### BRIEF
From the data below, return each line in which the string "Methanolobus" is found.

(Records from a collection)
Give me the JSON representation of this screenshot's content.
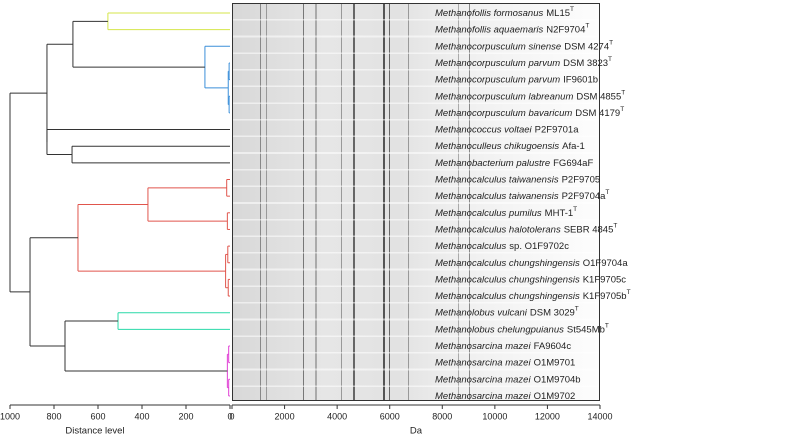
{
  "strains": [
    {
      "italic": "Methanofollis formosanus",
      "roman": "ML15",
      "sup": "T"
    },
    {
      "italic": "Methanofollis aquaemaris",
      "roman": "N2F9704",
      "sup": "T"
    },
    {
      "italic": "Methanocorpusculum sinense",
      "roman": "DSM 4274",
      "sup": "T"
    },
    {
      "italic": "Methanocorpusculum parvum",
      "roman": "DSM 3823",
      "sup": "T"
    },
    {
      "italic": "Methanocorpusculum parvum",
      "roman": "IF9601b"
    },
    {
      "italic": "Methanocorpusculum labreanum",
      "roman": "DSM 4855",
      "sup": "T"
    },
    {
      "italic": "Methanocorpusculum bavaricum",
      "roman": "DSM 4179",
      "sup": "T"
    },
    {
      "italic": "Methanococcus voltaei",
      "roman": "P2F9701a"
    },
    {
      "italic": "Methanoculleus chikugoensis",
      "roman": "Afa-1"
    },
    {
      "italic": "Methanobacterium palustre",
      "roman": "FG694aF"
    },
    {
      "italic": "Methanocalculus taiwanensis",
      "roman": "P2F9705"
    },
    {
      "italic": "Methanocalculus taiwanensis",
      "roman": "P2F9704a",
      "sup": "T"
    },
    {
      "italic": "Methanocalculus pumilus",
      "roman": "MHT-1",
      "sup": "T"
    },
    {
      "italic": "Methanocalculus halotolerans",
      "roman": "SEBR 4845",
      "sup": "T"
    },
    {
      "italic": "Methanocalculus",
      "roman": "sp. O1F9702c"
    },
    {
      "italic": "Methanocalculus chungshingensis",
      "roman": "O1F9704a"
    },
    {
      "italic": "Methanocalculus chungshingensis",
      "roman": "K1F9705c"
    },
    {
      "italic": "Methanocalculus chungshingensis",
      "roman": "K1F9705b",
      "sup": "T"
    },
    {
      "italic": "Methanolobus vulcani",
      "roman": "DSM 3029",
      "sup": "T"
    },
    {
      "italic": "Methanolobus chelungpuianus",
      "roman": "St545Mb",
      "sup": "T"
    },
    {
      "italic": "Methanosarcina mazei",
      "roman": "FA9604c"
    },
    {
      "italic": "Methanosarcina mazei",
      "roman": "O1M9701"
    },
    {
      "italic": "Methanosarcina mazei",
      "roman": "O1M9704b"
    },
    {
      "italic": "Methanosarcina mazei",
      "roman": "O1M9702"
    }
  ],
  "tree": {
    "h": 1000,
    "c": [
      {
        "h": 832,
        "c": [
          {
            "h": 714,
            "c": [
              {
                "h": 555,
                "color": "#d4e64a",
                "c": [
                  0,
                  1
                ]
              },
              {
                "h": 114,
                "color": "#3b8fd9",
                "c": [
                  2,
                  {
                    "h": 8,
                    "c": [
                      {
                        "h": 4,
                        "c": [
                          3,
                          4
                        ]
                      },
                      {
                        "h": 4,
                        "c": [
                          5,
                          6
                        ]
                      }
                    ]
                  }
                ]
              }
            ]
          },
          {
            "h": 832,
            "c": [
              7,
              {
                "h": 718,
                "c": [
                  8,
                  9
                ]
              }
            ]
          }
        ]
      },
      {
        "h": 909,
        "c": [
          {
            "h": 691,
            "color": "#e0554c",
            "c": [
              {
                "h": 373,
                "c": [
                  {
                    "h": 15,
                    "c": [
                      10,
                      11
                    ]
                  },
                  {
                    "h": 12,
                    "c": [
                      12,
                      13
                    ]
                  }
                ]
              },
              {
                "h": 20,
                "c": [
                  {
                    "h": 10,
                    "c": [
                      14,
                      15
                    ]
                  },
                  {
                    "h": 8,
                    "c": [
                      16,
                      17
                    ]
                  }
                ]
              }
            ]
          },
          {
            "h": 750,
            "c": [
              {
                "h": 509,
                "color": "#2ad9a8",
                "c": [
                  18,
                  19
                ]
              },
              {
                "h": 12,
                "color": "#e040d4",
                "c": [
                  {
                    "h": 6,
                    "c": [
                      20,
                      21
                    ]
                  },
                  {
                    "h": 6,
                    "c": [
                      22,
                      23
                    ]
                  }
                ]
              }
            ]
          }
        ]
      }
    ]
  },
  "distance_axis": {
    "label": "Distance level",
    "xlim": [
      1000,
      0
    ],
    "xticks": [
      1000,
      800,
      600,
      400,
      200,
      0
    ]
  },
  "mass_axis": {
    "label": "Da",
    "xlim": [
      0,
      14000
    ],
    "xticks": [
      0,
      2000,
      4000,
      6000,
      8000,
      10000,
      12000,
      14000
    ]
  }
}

...

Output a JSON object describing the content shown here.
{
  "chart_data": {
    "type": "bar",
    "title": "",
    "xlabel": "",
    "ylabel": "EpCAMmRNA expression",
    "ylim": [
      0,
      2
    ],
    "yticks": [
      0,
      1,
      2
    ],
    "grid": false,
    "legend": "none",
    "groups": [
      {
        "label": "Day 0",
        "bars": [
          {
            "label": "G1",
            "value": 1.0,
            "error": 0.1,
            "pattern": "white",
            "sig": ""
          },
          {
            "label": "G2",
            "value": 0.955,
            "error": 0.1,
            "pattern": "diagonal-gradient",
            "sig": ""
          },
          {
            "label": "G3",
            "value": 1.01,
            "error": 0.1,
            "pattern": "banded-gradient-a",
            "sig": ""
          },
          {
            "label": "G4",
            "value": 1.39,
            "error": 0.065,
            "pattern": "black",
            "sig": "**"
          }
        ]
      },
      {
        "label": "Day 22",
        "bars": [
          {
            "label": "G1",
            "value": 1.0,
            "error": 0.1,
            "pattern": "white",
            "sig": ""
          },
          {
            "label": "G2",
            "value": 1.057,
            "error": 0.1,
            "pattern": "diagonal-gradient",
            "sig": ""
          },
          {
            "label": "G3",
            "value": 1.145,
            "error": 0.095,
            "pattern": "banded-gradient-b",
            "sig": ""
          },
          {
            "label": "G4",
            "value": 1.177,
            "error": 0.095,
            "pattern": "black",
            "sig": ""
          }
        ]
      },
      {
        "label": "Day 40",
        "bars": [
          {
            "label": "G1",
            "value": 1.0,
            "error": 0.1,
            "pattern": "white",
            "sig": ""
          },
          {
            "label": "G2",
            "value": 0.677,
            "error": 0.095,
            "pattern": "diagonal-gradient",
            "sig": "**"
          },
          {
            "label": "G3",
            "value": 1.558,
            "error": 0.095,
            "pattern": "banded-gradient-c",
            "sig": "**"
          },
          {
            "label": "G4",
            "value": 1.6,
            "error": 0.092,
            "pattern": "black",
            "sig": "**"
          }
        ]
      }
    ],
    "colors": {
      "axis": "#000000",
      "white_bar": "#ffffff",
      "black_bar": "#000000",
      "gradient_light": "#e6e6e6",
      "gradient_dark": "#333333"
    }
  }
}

==

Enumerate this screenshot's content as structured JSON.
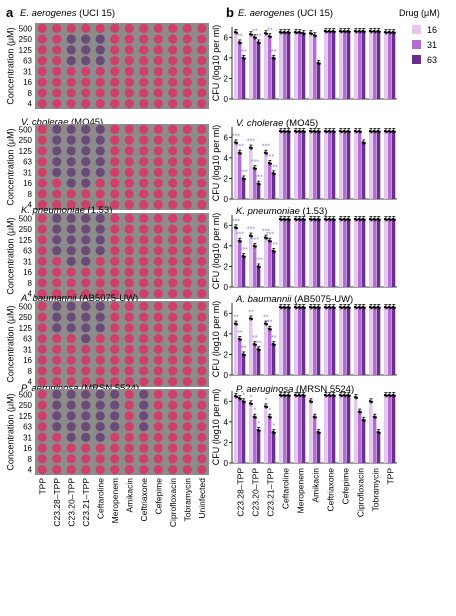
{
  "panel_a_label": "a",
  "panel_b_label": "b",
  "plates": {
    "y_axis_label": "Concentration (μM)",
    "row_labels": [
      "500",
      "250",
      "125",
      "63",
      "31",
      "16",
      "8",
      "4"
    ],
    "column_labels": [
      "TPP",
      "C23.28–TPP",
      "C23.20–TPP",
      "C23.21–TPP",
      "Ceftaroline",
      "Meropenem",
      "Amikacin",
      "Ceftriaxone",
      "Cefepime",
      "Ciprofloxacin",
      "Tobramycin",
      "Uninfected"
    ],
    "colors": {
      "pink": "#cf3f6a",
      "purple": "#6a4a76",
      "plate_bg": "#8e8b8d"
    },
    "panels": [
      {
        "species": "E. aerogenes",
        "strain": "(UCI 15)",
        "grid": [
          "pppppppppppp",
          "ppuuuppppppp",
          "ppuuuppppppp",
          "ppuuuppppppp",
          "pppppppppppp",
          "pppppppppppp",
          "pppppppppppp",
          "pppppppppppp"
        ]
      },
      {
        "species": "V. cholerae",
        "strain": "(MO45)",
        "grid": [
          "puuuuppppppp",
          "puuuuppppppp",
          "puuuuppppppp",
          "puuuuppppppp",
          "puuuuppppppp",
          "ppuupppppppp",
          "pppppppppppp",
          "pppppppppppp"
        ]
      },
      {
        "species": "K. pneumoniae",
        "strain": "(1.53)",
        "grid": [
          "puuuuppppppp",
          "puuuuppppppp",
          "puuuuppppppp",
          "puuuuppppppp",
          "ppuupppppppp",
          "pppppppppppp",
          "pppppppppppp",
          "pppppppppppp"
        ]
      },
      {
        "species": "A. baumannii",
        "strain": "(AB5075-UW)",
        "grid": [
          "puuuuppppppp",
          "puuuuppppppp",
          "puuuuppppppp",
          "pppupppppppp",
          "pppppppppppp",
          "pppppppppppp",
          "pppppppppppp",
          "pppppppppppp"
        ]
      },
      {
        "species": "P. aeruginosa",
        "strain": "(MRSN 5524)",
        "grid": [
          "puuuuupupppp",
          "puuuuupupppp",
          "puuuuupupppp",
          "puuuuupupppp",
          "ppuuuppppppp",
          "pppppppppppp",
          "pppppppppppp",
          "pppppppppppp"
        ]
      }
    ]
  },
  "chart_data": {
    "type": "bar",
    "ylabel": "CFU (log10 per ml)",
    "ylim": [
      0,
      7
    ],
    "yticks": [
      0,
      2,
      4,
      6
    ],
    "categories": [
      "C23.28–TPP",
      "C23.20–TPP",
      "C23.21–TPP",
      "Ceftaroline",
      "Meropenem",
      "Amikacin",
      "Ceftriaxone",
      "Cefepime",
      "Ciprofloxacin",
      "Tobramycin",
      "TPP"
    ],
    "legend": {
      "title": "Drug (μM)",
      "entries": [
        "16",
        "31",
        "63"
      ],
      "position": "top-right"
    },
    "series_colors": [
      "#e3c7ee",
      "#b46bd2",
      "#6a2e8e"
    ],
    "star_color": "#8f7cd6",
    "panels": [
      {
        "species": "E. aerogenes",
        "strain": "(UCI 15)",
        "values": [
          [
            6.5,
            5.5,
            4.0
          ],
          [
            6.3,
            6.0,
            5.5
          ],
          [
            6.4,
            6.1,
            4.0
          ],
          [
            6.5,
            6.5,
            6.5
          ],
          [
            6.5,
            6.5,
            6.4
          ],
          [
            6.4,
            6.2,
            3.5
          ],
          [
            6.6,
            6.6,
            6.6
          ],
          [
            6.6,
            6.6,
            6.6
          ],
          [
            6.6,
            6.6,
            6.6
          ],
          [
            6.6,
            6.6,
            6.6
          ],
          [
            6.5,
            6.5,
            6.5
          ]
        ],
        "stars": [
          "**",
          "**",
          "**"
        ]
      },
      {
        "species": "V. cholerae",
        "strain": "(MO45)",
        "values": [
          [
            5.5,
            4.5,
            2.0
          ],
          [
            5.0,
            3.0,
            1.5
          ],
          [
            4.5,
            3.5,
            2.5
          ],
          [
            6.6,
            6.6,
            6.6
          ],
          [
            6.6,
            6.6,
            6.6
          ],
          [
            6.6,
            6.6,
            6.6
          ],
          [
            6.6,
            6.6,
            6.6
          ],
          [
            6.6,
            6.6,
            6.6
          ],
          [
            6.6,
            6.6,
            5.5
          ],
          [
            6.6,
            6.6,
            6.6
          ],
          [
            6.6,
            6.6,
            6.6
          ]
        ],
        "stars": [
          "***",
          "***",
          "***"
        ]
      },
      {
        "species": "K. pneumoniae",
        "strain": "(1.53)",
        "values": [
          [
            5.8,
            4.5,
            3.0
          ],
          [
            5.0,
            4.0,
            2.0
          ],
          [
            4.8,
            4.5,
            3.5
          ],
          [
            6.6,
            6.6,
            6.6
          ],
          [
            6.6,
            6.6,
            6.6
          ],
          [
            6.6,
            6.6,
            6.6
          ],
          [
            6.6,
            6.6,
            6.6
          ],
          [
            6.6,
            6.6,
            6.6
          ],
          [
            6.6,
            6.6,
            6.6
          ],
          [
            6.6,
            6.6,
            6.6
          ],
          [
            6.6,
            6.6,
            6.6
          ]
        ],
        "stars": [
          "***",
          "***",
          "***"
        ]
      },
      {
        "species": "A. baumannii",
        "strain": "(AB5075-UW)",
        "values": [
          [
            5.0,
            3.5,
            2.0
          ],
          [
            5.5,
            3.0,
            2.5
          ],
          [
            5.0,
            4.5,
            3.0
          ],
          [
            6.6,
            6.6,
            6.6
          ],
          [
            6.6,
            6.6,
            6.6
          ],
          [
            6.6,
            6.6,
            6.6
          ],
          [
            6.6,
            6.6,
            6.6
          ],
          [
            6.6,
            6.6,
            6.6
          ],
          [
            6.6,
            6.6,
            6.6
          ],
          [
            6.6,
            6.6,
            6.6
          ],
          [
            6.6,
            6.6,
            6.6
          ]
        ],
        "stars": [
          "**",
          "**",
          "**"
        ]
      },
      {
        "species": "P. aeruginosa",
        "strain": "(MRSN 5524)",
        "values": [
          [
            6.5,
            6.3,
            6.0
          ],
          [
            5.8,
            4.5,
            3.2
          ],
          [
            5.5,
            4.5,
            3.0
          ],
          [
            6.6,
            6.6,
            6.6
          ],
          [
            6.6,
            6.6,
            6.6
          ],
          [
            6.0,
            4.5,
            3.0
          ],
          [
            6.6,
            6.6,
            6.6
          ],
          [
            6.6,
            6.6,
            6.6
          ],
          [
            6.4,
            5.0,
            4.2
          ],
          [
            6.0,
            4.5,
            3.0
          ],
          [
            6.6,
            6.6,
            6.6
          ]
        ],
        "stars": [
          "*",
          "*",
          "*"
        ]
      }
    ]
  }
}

### TASK OUTPUT
      "italic": "Methanolobus vulcani",
      "italic": "Methanolobus chelungpuianus",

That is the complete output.